STATED TASK: How many lines in the records below hold the string "JSON"? Please answer with the number and nothing more.
---------- SOURCE MATERIAL ----------
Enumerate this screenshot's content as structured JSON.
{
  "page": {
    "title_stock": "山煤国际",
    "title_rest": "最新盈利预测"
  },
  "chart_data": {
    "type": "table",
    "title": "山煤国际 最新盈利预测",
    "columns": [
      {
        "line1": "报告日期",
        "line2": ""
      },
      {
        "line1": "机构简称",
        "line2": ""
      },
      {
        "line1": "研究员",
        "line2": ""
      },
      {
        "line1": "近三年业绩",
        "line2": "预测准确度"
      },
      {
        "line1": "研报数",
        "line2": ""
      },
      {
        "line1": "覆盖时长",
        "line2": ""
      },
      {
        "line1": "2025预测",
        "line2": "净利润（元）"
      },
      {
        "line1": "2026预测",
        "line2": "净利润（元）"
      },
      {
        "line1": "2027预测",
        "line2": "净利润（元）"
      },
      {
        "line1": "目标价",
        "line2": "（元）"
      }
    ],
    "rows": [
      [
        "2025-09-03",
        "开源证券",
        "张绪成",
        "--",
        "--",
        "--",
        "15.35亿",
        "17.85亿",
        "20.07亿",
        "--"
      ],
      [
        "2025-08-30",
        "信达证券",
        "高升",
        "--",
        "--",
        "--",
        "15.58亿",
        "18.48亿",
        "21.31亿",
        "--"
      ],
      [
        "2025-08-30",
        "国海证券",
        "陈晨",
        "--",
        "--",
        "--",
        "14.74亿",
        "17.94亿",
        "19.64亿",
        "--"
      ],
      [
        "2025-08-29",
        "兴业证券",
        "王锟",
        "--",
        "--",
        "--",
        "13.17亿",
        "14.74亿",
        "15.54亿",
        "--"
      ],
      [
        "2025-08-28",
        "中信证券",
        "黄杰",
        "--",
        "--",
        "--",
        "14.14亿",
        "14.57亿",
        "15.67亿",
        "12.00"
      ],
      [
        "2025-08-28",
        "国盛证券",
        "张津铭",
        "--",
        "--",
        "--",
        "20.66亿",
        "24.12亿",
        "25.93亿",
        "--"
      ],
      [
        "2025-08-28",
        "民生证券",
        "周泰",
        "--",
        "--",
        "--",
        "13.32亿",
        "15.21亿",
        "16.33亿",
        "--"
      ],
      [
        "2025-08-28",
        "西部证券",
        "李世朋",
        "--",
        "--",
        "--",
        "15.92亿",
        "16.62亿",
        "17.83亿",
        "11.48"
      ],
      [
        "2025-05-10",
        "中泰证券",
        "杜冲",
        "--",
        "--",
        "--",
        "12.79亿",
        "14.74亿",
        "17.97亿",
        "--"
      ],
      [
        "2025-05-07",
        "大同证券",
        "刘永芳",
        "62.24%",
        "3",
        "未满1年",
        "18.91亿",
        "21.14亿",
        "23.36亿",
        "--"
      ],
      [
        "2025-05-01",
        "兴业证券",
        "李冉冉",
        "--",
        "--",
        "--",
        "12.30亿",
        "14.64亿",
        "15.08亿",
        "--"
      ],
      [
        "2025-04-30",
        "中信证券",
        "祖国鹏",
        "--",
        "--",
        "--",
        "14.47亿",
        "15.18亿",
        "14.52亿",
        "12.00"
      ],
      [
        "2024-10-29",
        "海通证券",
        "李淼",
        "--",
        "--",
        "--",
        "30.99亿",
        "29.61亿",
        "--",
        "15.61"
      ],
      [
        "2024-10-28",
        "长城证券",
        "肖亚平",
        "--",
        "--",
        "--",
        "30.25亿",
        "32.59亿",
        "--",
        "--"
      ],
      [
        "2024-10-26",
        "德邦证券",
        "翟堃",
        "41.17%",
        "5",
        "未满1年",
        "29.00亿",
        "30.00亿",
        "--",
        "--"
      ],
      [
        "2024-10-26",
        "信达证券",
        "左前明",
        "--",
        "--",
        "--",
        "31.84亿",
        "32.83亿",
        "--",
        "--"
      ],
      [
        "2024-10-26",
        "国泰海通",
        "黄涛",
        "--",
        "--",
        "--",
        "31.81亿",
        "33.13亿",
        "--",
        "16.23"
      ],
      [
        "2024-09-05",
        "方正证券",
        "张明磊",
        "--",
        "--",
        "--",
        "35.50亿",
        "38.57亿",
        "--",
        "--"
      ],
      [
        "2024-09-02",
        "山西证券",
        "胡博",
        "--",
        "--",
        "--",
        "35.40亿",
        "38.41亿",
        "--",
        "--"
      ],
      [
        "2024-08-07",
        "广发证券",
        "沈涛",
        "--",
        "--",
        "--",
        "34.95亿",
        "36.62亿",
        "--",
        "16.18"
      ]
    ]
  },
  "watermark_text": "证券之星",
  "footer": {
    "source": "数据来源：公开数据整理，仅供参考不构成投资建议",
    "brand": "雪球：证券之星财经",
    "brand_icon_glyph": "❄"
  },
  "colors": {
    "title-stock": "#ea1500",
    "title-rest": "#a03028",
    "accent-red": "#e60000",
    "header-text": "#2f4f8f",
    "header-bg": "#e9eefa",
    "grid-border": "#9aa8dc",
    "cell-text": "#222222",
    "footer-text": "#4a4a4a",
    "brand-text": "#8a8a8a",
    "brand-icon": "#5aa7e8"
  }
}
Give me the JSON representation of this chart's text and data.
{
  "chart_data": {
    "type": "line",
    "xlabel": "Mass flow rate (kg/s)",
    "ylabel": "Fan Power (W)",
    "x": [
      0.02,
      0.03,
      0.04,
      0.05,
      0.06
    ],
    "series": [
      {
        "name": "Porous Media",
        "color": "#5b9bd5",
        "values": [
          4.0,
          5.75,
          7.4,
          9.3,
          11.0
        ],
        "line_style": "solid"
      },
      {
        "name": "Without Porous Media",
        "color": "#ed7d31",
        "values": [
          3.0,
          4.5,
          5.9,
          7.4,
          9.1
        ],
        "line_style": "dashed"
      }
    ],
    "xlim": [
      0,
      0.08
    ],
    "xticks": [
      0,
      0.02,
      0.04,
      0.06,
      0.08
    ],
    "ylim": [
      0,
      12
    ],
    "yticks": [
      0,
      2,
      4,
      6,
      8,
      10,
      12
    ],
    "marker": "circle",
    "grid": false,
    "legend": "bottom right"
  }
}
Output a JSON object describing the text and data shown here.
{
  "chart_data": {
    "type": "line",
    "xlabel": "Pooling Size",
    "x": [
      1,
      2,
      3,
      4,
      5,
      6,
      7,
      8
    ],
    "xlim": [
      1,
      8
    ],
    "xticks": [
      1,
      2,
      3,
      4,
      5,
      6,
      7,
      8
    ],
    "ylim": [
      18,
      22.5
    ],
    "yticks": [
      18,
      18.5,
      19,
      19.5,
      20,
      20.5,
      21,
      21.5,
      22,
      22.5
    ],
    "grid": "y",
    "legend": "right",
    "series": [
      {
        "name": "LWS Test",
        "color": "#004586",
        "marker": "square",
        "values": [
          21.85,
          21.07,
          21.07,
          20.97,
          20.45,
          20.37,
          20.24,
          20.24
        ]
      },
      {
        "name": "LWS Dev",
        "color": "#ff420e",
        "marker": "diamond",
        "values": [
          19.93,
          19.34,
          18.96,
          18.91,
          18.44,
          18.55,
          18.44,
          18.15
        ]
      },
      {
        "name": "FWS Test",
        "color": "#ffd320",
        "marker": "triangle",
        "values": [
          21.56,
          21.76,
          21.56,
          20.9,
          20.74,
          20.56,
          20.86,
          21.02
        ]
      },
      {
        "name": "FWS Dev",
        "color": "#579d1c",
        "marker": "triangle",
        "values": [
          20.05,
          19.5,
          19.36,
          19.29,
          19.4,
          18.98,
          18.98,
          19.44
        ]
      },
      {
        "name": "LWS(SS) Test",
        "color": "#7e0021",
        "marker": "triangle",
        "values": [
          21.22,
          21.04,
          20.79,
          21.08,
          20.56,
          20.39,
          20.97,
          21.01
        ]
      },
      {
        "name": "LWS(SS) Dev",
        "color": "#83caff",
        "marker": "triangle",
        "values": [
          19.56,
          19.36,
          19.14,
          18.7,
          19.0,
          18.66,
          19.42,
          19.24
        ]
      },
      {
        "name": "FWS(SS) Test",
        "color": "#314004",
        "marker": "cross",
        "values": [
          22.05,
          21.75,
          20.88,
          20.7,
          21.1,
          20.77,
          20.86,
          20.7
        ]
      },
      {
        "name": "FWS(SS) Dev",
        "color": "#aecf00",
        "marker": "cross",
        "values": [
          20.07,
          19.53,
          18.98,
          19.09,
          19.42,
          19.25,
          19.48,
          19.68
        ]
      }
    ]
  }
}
----------
EXERCISE ANSWER: 3